-- START ROWS --

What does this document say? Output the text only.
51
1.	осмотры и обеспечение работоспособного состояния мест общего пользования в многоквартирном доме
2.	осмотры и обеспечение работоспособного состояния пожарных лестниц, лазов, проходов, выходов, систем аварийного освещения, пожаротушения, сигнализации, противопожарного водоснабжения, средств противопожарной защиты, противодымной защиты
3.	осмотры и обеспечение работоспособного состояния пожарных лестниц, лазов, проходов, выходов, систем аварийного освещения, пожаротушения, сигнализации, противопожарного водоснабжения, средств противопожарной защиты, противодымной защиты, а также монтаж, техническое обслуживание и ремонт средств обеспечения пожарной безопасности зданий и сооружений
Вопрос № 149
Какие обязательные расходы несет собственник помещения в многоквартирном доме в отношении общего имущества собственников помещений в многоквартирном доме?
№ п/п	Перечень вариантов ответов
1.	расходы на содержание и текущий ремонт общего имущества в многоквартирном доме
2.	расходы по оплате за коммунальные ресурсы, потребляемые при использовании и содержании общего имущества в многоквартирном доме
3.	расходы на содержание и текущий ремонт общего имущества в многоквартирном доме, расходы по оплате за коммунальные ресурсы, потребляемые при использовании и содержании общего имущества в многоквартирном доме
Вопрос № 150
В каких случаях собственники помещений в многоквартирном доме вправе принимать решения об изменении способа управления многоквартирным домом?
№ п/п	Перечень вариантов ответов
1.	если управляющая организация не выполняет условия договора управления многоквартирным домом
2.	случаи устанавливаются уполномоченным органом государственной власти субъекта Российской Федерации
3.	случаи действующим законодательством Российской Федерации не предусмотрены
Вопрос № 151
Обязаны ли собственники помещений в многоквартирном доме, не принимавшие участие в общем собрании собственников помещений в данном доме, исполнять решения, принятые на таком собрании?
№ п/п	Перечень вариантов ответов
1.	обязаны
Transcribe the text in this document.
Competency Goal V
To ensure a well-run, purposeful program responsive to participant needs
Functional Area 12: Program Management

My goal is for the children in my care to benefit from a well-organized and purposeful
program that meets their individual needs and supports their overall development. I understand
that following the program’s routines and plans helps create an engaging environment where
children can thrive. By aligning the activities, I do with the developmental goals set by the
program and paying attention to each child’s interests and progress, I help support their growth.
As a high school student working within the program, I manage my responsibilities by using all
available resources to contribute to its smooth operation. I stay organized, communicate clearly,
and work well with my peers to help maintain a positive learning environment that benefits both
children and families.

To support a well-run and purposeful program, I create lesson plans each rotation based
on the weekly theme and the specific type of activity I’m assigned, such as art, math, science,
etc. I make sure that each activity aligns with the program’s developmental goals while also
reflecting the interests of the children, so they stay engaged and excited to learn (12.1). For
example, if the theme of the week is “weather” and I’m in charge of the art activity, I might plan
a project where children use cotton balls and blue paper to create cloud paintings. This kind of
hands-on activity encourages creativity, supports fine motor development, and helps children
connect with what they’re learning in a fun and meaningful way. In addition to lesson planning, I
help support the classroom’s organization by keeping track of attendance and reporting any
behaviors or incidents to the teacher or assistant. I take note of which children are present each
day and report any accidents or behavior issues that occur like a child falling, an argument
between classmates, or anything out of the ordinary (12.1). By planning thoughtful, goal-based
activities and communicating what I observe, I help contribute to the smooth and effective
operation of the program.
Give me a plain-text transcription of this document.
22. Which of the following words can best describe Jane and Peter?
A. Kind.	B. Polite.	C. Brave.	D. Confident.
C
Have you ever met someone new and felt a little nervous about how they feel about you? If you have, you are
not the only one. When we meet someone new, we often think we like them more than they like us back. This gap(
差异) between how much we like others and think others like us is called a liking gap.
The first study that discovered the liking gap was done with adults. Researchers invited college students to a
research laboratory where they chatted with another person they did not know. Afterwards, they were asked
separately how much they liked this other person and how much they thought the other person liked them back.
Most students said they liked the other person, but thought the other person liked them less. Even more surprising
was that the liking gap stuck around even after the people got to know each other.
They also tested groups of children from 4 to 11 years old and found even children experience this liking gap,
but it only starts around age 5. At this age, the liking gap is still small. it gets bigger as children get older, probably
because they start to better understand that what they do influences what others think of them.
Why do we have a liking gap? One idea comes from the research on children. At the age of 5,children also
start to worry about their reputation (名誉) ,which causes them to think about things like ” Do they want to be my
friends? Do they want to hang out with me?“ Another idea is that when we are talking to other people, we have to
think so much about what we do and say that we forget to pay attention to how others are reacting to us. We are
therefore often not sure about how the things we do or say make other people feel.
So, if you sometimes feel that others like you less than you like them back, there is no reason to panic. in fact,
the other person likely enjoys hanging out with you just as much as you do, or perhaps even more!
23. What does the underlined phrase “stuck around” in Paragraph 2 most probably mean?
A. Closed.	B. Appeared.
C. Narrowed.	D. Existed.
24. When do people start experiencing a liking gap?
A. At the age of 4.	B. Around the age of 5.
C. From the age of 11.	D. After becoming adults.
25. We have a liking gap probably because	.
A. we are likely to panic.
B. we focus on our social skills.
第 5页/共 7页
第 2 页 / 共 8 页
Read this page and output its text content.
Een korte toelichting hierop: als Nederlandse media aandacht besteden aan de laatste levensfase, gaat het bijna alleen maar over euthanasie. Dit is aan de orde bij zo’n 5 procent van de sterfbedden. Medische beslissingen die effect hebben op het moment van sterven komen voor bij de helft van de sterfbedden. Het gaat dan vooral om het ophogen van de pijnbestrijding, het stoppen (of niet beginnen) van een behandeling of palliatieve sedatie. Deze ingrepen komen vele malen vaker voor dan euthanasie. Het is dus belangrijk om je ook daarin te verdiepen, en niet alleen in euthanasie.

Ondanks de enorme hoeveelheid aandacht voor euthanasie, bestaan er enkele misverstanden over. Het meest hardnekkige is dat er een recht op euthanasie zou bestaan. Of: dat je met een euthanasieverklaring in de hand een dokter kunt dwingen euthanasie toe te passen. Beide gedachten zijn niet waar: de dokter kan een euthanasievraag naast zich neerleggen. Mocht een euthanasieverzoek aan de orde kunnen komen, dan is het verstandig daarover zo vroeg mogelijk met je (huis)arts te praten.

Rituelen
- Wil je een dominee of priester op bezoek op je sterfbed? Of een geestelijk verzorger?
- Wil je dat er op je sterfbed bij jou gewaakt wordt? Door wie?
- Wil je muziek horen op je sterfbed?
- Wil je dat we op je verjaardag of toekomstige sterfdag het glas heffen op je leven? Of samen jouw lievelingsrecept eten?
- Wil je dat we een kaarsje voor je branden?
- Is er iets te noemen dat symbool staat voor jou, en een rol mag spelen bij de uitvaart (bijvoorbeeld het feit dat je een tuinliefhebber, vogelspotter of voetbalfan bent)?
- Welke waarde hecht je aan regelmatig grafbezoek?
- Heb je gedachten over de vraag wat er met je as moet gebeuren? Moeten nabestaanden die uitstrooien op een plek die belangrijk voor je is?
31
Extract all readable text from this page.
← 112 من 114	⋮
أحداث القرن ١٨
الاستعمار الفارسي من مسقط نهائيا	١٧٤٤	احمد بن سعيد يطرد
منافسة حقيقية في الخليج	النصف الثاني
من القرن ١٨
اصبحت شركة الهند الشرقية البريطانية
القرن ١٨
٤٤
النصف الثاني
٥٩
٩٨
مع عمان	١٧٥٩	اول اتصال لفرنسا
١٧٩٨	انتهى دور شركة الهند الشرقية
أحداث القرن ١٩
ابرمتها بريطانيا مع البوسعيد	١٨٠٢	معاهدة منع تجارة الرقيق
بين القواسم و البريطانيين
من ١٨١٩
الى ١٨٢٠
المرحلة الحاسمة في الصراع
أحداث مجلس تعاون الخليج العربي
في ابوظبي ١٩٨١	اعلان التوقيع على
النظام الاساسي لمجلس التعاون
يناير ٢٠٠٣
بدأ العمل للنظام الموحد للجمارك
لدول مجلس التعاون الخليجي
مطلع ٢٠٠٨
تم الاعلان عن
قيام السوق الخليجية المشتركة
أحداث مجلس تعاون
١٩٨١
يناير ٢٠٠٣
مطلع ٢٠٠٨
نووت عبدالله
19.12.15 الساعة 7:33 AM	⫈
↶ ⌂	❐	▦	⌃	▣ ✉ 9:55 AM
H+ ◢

-- END ROWS --

* [TASK DESCRIPTION]:
Quote verbatim the line containing "Extract all readable text from this page." and every line after it through the end of the records above.

* [TASK RESULT]:
Extract all readable text from this page.
← 112 من 114	⋮
أحداث القرن ١٨
الاستعمار الفارسي من مسقط نهائيا	١٧٤٤	احمد بن سعيد يطرد
منافسة حقيقية في الخليج	النصف الثاني
من القرن ١٨
اصبحت شركة الهند الشرقية البريطانية
القرن ١٨
٤٤
النصف الثاني
٥٩
٩٨
مع عمان	١٧٥٩	اول اتصال لفرنسا
١٧٩٨	انتهى دور شركة الهند الشرقية
أحداث القرن ١٩
ابرمتها بريطانيا مع البوسعيد	١٨٠٢	معاهدة منع تجارة الرقيق
بين القواسم و البريطانيين
من ١٨١٩
الى ١٨٢٠
المرحلة الحاسمة في الصراع
أحداث مجلس تعاون الخليج العربي
في ابوظبي ١٩٨١	اعلان التوقيع على
النظام الاساسي لمجلس التعاون
يناير ٢٠٠٣
بدأ العمل للنظام الموحد للجمارك
لدول مجلس التعاون الخليجي
مطلع ٢٠٠٨
تم الاعلان عن
قيام السوق الخليجية المشتركة
أحداث مجلس تعاون
١٩٨١
يناير ٢٠٠٣
مطلع ٢٠٠٨
نووت عبدالله
19.12.15 الساعة 7:33 AM	⫈
↶ ⌂	❐	▦	⌃	▣ ✉ 9:55 AM
H+ ◢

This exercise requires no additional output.